Collected data:
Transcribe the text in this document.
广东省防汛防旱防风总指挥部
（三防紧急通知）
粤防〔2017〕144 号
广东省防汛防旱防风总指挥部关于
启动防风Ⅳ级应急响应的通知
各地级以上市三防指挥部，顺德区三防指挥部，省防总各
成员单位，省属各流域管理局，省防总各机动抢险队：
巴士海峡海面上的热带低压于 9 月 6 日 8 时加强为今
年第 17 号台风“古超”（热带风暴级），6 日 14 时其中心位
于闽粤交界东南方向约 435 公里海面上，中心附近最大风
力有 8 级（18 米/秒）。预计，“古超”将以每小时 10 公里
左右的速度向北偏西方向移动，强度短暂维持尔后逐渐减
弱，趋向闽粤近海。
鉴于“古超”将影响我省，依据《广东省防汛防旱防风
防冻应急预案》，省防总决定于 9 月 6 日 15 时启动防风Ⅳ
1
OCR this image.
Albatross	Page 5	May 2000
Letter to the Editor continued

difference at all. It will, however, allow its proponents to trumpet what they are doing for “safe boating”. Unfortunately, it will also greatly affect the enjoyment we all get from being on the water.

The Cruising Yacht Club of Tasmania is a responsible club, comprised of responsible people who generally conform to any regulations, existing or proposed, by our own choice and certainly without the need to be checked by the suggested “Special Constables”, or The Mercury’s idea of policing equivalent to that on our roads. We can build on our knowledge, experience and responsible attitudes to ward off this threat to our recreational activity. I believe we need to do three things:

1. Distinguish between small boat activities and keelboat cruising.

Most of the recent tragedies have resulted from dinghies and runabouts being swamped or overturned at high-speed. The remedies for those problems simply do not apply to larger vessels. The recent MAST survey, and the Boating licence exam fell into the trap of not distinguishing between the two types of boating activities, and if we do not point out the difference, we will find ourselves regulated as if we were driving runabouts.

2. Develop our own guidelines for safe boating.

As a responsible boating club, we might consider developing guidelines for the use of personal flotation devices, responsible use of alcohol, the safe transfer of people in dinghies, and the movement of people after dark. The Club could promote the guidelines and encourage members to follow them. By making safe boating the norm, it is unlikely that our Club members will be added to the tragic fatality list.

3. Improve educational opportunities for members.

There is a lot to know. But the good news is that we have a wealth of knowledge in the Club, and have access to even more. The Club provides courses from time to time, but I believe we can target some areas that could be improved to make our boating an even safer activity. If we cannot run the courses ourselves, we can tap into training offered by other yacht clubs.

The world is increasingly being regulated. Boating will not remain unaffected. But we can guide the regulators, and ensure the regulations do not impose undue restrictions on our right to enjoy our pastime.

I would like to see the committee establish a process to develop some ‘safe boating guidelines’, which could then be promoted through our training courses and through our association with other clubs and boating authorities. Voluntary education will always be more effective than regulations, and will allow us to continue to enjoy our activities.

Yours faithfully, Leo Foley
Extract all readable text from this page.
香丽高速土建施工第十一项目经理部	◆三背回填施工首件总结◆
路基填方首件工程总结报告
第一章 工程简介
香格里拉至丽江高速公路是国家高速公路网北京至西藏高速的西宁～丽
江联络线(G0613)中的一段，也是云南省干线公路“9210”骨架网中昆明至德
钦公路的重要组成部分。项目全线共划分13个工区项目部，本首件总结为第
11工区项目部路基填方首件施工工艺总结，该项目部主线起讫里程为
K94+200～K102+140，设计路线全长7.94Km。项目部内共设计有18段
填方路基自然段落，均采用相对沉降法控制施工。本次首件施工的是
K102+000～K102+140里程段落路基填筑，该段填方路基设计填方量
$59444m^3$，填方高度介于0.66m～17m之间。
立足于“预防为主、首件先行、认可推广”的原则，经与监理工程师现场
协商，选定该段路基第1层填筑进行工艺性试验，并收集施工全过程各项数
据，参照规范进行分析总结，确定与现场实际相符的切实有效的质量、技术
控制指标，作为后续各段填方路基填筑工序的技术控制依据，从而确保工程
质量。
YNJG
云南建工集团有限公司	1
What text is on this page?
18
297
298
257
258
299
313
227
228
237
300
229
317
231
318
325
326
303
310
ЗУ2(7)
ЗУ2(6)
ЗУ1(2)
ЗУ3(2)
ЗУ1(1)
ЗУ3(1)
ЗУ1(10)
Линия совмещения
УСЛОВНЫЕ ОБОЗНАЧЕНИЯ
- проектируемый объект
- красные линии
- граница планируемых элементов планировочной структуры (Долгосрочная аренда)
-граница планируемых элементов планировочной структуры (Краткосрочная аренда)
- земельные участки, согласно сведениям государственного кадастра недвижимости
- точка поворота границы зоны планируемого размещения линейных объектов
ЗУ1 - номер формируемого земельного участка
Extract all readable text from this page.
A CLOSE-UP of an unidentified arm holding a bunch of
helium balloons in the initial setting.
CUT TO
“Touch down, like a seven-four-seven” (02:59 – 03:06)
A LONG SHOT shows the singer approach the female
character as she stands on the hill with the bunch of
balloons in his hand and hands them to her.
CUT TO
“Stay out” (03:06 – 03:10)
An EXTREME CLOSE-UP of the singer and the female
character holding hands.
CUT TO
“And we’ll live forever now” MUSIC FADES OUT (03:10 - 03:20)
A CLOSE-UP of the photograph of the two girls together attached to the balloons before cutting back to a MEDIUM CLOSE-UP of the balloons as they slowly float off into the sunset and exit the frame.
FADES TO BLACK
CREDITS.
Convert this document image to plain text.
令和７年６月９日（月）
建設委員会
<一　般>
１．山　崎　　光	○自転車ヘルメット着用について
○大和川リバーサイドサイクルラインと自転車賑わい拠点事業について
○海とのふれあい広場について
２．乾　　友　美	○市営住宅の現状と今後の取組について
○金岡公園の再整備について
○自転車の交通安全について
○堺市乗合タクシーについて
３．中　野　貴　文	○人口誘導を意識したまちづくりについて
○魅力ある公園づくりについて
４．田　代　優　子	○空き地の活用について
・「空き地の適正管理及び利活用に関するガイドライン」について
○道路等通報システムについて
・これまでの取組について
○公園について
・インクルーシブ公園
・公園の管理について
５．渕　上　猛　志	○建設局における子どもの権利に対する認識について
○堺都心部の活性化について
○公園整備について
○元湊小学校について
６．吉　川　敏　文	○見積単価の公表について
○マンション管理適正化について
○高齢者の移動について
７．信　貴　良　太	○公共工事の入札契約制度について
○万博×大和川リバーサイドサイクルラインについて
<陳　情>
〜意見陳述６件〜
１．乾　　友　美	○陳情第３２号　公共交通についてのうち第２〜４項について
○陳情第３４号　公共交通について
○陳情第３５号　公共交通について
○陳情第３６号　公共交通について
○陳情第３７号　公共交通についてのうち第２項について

TASK DETAILS -> Using the listing above, reproduce each line without omission.

SOLUTION FOR THIS TASK ->
Transcribe the text in this document.
广东省防汛防旱防风总指挥部
（三防紧急通知）
粤防〔2017〕144 号
广东省防汛防旱防风总指挥部关于
启动防风Ⅳ级应急响应的通知
各地级以上市三防指挥部，顺德区三防指挥部，省防总各
成员单位，省属各流域管理局，省防总各机动抢险队：
巴士海峡海面上的热带低压于 9 月 6 日 8 时加强为今
年第 17 号台风“古超”（热带风暴级），6 日 14 时其中心位
于闽粤交界东南方向约 435 公里海面上，中心附近最大风
力有 8 级（18 米/秒）。预计，“古超”将以每小时 10 公里
左右的速度向北偏西方向移动，强度短暂维持尔后逐渐减
弱，趋向闽粤近海。
鉴于“古超”将影响我省，依据《广东省防汛防旱防风
防冻应急预案》，省防总决定于 9 月 6 日 15 时启动防风Ⅳ
1
OCR this image.
Albatross	Page 5	May 2000
Letter to the Editor continued

difference at all. It will, however, allow its proponents to trumpet what they are doing for “safe boating”. Unfortunately, it will also greatly affect the enjoyment we all get from being on the water.

The Cruising Yacht Club of Tasmania is a responsible club, comprised of responsible people who generally conform to any regulations, existing or proposed, by our own choice and certainly without the need to be checked by the suggested “Special Constables”, or The Mercury’s idea of policing equivalent to that on our roads. We can build on our knowledge, experience and responsible attitudes to ward off this threat to our recreational activity. I believe we need to do three things:

1. Distinguish between small boat activities and keelboat cruising.

Most of the recent tragedies have resulted from dinghies and runabouts being swamped or overturned at high-speed. The remedies for those problems simply do not apply to larger vessels. The recent MAST survey, and the Boating licence exam fell into the trap of not distinguishing between the two types of boating activities, and if we do not point out the difference, we will find ourselves regulated as if we were driving runabouts.

2. Develop our own guidelines for safe boating.

As a responsible boating club, we might consider developing guidelines for the use of personal flotation devices, responsible use of alcohol, the safe transfer of people in dinghies, and the movement of people after dark. The Club could promote the guidelines and encourage members to follow them. By making safe boating the norm, it is unlikely that our Club members will be added to the tragic fatality list.

3. Improve educational opportunities for members.

There is a lot to know. But the good news is that we have a wealth of knowledge in the Club, and have access to even more. The Club provides courses from time to time, but I believe we can target some areas that could be improved to make our boating an even safer activity. If we cannot run the courses ourselves, we can tap into training offered by other yacht clubs.

The world is increasingly being regulated. Boating will not remain unaffected. But we can guide the regulators, and ensure the regulations do not impose undue restrictions on our right to enjoy our pastime.

I would like to see the committee establish a process to develop some ‘safe boating guidelines’, which could then be promoted through our training courses and through our association with other clubs and boating authorities. Voluntary education will always be more effective than regulations, and will allow us to continue to enjoy our activities.

Yours faithfully, Leo Foley
Extract all readable text from this page.
香丽高速土建施工第十一项目经理部	◆三背回填施工首件总结◆
路基填方首件工程总结报告
第一章 工程简介
香格里拉至丽江高速公路是国家高速公路网北京至西藏高速的西宁～丽
江联络线(G0613)中的一段，也是云南省干线公路“9210”骨架网中昆明至德
钦公路的重要组成部分。项目全线共划分13个工区项目部，本首件总结为第
11工区项目部路基填方首件施工工艺总结，该项目部主线起讫里程为
K94+200～K102+140，设计路线全长7.94Km。项目部内共设计有18段
填方路基自然段落，均采用相对沉降法控制施工。本次首件施工的是
K102+000～K102+140里程段落路基填筑，该段填方路基设计填方量
$59444m^3$，填方高度介于0.66m～17m之间。
立足于“预防为主、首件先行、认可推广”的原则，经与监理工程师现场
协商，选定该段路基第1层填筑进行工艺性试验，并收集施工全过程各项数
据，参照规范进行分析总结，确定与现场实际相符的切实有效的质量、技术
控制指标，作为后续各段填方路基填筑工序的技术控制依据，从而确保工程
质量。
YNJG
云南建工集团有限公司	1
What text is on this page?
18
297
298
257
258
299
313
227
228
237
300
229
317
231
318
325
326
303
310
ЗУ2(7)
ЗУ2(6)
ЗУ1(2)
ЗУ3(2)
ЗУ1(1)
ЗУ3(1)
ЗУ1(10)
Линия совмещения
УСЛОВНЫЕ ОБОЗНАЧЕНИЯ
- проектируемый объект
- красные линии
- граница планируемых элементов планировочной структуры (Долгосрочная аренда)
-граница планируемых элементов планировочной структуры (Краткосрочная аренда)
- земельные участки, согласно сведениям государственного кадастра недвижимости
- точка поворота границы зоны планируемого размещения линейных объектов
ЗУ1 - номер формируемого земельного участка
Extract all readable text from this page.
A CLOSE-UP of an unidentified arm holding a bunch of
helium balloons in the initial setting.
CUT TO
“Touch down, like a seven-four-seven” (02:59 – 03:06)
A LONG SHOT shows the singer approach the female
character as she stands on the hill with the bunch of
balloons in his hand and hands them to her.
CUT TO
“Stay out” (03:06 – 03:10)
An EXTREME CLOSE-UP of the singer and the female
character holding hands.
CUT TO
“And we’ll live forever now” MUSIC FADES OUT (03:10 - 03:20)
A CLOSE-UP of the photograph of the two girls together attached to the balloons before cutting back to a MEDIUM CLOSE-UP of the balloons as they slowly float off into the sunset and exit the frame.
FADES TO BLACK
CREDITS.
Convert this document image to plain text.
令和７年６月９日（月）
建設委員会
<一　般>
１．山　崎　　光	○自転車ヘルメット着用について
○大和川リバーサイドサイクルラインと自転車賑わい拠点事業について
○海とのふれあい広場について
２．乾　　友　美	○市営住宅の現状と今後の取組について
○金岡公園の再整備について
○自転車の交通安全について
○堺市乗合タクシーについて
３．中　野　貴　文	○人口誘導を意識したまちづくりについて
○魅力ある公園づくりについて
４．田　代　優　子	○空き地の活用について
・「空き地の適正管理及び利活用に関するガイドライン」について
○道路等通報システムについて
・これまでの取組について
○公園について
・インクルーシブ公園
・公園の管理について
５．渕　上　猛　志	○建設局における子どもの権利に対する認識について
○堺都心部の活性化について
○公園整備について
○元湊小学校について
６．吉　川　敏　文	○見積単価の公表について
○マンション管理適正化について
○高齢者の移動について
７．信　貴　良　太	○公共工事の入札契約制度について
○万博×大和川リバーサイドサイクルラインについて
<陳　情>
〜意見陳述６件〜
１．乾　　友　美	○陳情第３２号　公共交通についてのうち第２〜４項について
○陳情第３４号　公共交通について
○陳情第３５号　公共交通について
○陳情第３６号　公共交通について
○陳情第３７号　公共交通についてのうち第２項について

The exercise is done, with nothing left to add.